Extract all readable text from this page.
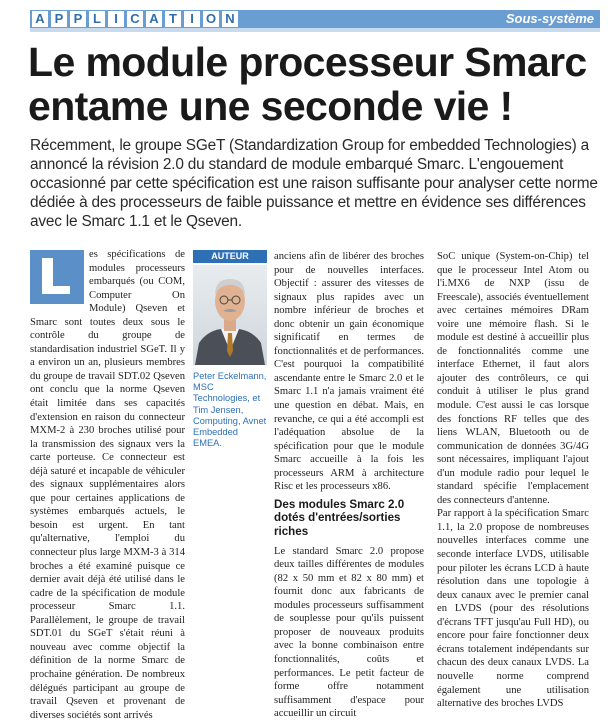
A P P L	I C A T	I O N	Sous-système
Le module processeur Smarc entame une seconde vie !

Récemment, le groupe SGeT (Standardization Group for embedded Technologies) a annoncé la révision 2.0 du standard de module embarqué Smarc. L'engouement occasionné par cette spécification est une raison suffisante pour analyser cette norme dédiée à des processeurs de faible puissance et mettre en évidence ses différences avec le Smarc 1.1 et le Qseven.

es spécifications de modules processeurs embarqués (ou COM, Computer On Module) Qseven et Smarc sont toutes deux sous le contrôle du groupe de standardisation industriel SGeT. Il y a environ un an, plusieurs membres du groupe de travail SDT.02 Qseven ont conclu que la norme Qseven était limitée dans ses capacités d'extension en raison du connecteur MXM-2 à 230 broches utilisé pour la transmission des signaux vers la carte porteuse. Ce connecteur est déjà saturé et incapable de véhiculer des signaux supplémentaires alors que pour certaines applications de systèmes embarqués actuels, le besoin est urgent. En tant qu'alternative, l'emploi du connecteur plus large MXM-3 à 314 broches a été examiné puisque ce dernier avait déjà été utilisé dans le cadre de la spécification de module processeur Smarc 1.1. Parallèlement, le groupe de travail SDT.01 du SGeT s'était réuni à nouveau avec comme objectif la définition de la norme Smarc de prochaine génération. De nombreux délégués participant au groupe de travail Qseven et provenant de diverses sociétés sont arrivés

AUTEUR

Peter Eckelmann,

MSC Technologies, et Tim Jensen, Computing, Avnet Embedded EMEA.

anciens afin de libérer des broches pour de nouvelles interfaces. Objectif : assurer des vitesses de signaux plus rapides avec un nombre inférieur de broches et donc obtenir un gain économique significatif en termes de fonctionnalités et de performances. C'est pourquoi la compatibilité ascendante entre le Smarc 2.0 et le Smarc 1.1 n'a jamais vraiment été une question en débat. Mais, en revanche, ce qui a été accompli est l'adéquation absolue de la spécification pour que le module Smarc accueille à la fois les processeurs ARM à architecture Risc et les processeurs x86.

Des modules Smarc 2.0 dotés d'entrées/sorties riches

Le standard Smarc 2.0 propose deux tailles différentes de modules (82 x 50 mm et 82 x 80 mm) et fournit donc aux fabricants de modules processeurs suffisamment de souplesse pour qu'ils puissent proposer de nouveaux produits avec la bonne combinaison entre fonctionnalités, coûts et performances. Le petit facteur de forme offre notamment suffisamment d'espace pour accueillir un circuit

SoC unique (System-on-Chip) tel que le processeur Intel Atom ou l'i.MX6 de NXP (issu de Freescale), associés éventuellement avec certaines mémoires DRam voire une mémoire flash. Si le module est destiné à accueillir plus de fonctionnalités comme une interface Ethernet, il faut alors ajouter des contrôleurs, ce qui conduit à utiliser le plus grand module. C'est aussi le cas lorsque des fonctions RF telles que des liens WLAN, Bluetooth ou de communication de données 3G/4G sont nécessaires, impliquant l'ajout d'un module radio pour lequel le standard spécifie l'emplacement des connecteurs d'antenne.

Par rapport à la spécification Smarc 1.1, la 2.0 propose de nombreuses nouvelles interfaces comme une seconde interface LVDS, utilisable pour piloter les écrans LCD à haute résolution dans une topologie à deux canaux avec le premier canal en LVDS (pour des résolutions d'écrans TFT jusqu'au Full HD), ou encore pour faire fonctionner deux écrans totalement indépendants sur chacun des deux canaux LVDS. La nouvelle norme comprend également une utilisation alternative des broches LVDS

> **EXERCISE**
Make a verbatim copy of all the entries and strip out the pictures.

> **SOLUTION FOR THIS PROBLEM**
Extract all readable text from this page.
A P P L	I C A T	I O N	Sous-système
Le module processeur Smarc entame une seconde vie !

Récemment, le groupe SGeT (Standardization Group for embedded Technologies) a annoncé la révision 2.0 du standard de module embarqué Smarc. L'engouement occasionné par cette spécification est une raison suffisante pour analyser cette norme dédiée à des processeurs de faible puissance et mettre en évidence ses différences avec le Smarc 1.1 et le Qseven.

es spécifications de modules processeurs embarqués (ou COM, Computer On Module) Qseven et Smarc sont toutes deux sous le contrôle du groupe de standardisation industriel SGeT. Il y a environ un an, plusieurs membres du groupe de travail SDT.02 Qseven ont conclu que la norme Qseven était limitée dans ses capacités d'extension en raison du connecteur MXM-2 à 230 broches utilisé pour la transmission des signaux vers la carte porteuse. Ce connecteur est déjà saturé et incapable de véhiculer des signaux supplémentaires alors que pour certaines applications de systèmes embarqués actuels, le besoin est urgent. En tant qu'alternative, l'emploi du connecteur plus large MXM-3 à 314 broches a été examiné puisque ce dernier avait déjà été utilisé dans le cadre de la spécification de module processeur Smarc 1.1. Parallèlement, le groupe de travail SDT.01 du SGeT s'était réuni à nouveau avec comme objectif la définition de la norme Smarc de prochaine génération. De nombreux délégués participant au groupe de travail Qseven et provenant de diverses sociétés sont arrivés

AUTEUR

Peter Eckelmann,

MSC Technologies, et Tim Jensen, Computing, Avnet Embedded EMEA.

anciens afin de libérer des broches pour de nouvelles interfaces. Objectif : assurer des vitesses de signaux plus rapides avec un nombre inférieur de broches et donc obtenir un gain économique significatif en termes de fonctionnalités et de performances. C'est pourquoi la compatibilité ascendante entre le Smarc 2.0 et le Smarc 1.1 n'a jamais vraiment été une question en débat. Mais, en revanche, ce qui a été accompli est l'adéquation absolue de la spécification pour que le module Smarc accueille à la fois les processeurs ARM à architecture Risc et les processeurs x86.

Des modules Smarc 2.0 dotés d'entrées/sorties riches

Le standard Smarc 2.0 propose deux tailles différentes de modules (82 x 50 mm et 82 x 80 mm) et fournit donc aux fabricants de modules processeurs suffisamment de souplesse pour qu'ils puissent proposer de nouveaux produits avec la bonne combinaison entre fonctionnalités, coûts et performances. Le petit facteur de forme offre notamment suffisamment d'espace pour accueillir un circuit

SoC unique (System-on-Chip) tel que le processeur Intel Atom ou l'i.MX6 de NXP (issu de Freescale), associés éventuellement avec certaines mémoires DRam voire une mémoire flash. Si le module est destiné à accueillir plus de fonctionnalités comme une interface Ethernet, il faut alors ajouter des contrôleurs, ce qui conduit à utiliser le plus grand module. C'est aussi le cas lorsque des fonctions RF telles que des liens WLAN, Bluetooth ou de communication de données 3G/4G sont nécessaires, impliquant l'ajout d'un module radio pour lequel le standard spécifie l'emplacement des connecteurs d'antenne.

Par rapport à la spécification Smarc 1.1, la 2.0 propose de nombreuses nouvelles interfaces comme une seconde interface LVDS, utilisable pour piloter les écrans LCD à haute résolution dans une topologie à deux canaux avec le premier canal en LVDS (pour des résolutions d'écrans TFT jusqu'au Full HD), ou encore pour faire fonctionner deux écrans totalement indépendants sur chacun des deux canaux LVDS. La nouvelle norme comprend également une utilisation alternative des broches LVDS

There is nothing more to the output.